[DATA TO PROCESS start]

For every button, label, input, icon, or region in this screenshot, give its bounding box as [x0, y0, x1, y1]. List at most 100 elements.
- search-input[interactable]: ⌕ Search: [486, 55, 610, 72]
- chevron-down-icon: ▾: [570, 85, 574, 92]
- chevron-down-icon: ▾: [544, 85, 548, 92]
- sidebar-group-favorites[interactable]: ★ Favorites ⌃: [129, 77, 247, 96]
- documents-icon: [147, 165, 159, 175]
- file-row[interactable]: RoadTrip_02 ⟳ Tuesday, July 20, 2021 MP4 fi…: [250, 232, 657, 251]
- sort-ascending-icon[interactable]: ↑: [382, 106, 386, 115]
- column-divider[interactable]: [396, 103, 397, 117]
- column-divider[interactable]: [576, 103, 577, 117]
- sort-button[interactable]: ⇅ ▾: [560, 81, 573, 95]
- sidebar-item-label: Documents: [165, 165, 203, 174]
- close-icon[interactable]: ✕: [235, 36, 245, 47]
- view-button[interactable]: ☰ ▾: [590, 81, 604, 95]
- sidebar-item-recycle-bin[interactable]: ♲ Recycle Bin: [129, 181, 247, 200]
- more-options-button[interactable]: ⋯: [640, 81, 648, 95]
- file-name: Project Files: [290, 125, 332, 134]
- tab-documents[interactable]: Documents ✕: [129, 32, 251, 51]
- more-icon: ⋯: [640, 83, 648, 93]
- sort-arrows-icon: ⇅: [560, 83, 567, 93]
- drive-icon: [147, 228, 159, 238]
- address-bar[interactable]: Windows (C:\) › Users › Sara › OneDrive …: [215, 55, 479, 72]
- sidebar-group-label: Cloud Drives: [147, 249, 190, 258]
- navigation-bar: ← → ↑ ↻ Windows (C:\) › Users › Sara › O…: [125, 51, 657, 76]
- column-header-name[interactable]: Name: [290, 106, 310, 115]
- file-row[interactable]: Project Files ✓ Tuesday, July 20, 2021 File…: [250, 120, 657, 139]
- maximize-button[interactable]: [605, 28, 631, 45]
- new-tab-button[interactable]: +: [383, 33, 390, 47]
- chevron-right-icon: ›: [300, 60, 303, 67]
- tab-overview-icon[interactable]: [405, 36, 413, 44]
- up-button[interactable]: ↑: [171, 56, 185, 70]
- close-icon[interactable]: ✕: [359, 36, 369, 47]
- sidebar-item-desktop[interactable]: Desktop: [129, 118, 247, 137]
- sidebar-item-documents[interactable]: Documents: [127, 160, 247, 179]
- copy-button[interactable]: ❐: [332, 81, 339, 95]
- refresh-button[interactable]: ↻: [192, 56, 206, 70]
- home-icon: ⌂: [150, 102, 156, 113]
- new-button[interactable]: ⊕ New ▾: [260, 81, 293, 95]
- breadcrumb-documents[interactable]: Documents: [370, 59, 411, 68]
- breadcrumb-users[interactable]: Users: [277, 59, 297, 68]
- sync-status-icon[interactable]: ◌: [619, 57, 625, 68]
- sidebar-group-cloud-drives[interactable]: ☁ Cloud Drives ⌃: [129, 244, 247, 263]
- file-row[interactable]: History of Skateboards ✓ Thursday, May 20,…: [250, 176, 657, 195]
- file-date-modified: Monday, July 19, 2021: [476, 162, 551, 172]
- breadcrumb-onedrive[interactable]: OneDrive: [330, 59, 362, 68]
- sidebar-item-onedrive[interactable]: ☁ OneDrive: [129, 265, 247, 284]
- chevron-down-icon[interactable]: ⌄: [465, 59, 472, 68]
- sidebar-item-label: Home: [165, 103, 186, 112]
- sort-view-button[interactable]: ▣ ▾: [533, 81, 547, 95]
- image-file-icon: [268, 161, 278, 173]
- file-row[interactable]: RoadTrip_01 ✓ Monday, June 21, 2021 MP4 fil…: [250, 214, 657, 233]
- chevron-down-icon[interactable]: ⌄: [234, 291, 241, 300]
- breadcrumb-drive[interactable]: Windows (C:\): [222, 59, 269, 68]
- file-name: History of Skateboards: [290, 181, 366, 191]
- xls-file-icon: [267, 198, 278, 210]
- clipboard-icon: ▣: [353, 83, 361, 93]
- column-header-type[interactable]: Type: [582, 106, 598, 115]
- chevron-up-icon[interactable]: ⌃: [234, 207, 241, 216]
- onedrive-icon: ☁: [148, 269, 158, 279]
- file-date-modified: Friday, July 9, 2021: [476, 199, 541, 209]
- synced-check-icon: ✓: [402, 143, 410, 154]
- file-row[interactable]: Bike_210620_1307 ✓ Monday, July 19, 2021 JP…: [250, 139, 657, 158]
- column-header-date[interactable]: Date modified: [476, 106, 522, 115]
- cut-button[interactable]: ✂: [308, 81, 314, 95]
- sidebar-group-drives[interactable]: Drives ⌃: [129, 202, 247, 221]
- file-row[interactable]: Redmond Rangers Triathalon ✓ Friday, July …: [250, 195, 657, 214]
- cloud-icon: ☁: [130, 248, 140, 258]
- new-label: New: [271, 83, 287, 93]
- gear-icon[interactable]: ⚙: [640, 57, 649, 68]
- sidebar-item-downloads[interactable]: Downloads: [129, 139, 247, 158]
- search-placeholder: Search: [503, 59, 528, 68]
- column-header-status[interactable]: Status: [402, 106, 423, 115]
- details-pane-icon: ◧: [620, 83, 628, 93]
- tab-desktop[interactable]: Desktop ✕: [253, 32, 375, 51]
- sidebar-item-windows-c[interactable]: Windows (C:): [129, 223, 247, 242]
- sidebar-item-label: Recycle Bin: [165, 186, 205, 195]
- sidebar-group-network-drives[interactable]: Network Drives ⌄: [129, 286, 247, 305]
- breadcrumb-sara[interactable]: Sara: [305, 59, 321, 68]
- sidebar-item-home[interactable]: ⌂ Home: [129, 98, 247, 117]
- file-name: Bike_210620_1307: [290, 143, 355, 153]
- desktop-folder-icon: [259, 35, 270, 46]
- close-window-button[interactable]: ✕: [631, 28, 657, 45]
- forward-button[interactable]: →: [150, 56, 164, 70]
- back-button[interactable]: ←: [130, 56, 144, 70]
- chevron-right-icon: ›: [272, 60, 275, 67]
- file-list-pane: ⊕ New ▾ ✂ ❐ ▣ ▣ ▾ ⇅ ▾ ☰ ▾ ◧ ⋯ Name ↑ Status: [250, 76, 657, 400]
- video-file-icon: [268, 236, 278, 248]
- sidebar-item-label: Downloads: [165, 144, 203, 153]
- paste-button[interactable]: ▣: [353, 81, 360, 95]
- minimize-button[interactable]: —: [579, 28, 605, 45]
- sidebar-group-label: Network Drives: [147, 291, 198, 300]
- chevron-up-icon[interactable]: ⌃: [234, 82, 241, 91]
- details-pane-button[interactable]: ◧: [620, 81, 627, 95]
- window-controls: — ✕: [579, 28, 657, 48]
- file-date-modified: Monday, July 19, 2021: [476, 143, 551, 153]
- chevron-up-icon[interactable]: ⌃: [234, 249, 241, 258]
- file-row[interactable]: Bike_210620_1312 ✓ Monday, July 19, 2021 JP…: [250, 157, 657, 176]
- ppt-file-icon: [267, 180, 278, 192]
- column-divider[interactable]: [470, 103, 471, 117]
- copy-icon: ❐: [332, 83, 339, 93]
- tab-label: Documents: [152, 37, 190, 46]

[DATA TO PROCESS end]

- **EXERCISE AIM**
Reproduce verbatim the records from their first line through the line containing "- sort-button[interactable]: ⇅", including both of those lines.

- **EXPECTED ANSWER**
For every button, label, input, icon, or region in this screenshot, give its bounding box as [x0, y0, x1, y1]. List at most 100 elements.
- search-input[interactable]: ⌕ Search: [486, 55, 610, 72]
- chevron-down-icon: ▾: [570, 85, 574, 92]
- chevron-down-icon: ▾: [544, 85, 548, 92]
- sidebar-group-favorites[interactable]: ★ Favorites ⌃: [129, 77, 247, 96]
- documents-icon: [147, 165, 159, 175]
- file-row[interactable]: RoadTrip_02 ⟳ Tuesday, July 20, 2021 MP4 fi…: [250, 232, 657, 251]
- sort-ascending-icon[interactable]: ↑: [382, 106, 386, 115]
- column-divider[interactable]: [396, 103, 397, 117]
- column-divider[interactable]: [576, 103, 577, 117]
- sort-button[interactable]: ⇅ ▾: [560, 81, 573, 95]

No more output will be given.